→ **Exercise**:
Write out every entry precisely as given, leaving the pictures out.
---+---
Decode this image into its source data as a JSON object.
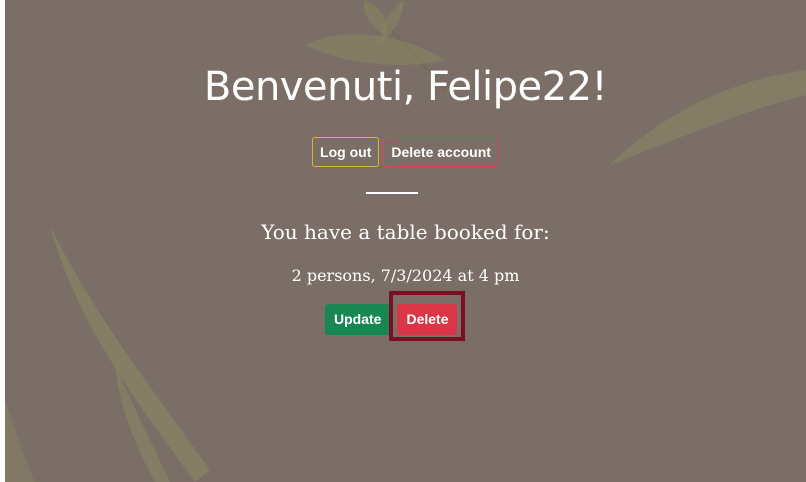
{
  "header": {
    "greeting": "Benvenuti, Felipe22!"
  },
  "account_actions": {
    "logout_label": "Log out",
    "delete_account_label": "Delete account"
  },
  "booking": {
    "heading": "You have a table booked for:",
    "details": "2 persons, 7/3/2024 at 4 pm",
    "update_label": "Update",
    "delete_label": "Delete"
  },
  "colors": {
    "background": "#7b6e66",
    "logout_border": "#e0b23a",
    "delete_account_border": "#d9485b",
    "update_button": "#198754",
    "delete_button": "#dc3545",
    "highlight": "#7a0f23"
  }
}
---+---
→ **Written response**:
Decode this image into its source data as a JSON object.
{
  "header": {
    "greeting": "Benvenuti, Felipe22!"
  },
  "account_actions": {
    "logout_label": "Log out",
    "delete_account_label": "Delete account"
  },
  "booking": {
    "heading": "You have a table booked for:",
    "details": "2 persons, 7/3/2024 at 4 pm",
    "update_label": "Update",
    "delete_label": "Delete"
  },
  "colors": {
    "background": "#7b6e66",
    "logout_border": "#e0b23a",
    "delete_account_border": "#d9485b",
    "update_button": "#198754",
    "delete_button": "#dc3545",
    "highlight": "#7a0f23"
  }
}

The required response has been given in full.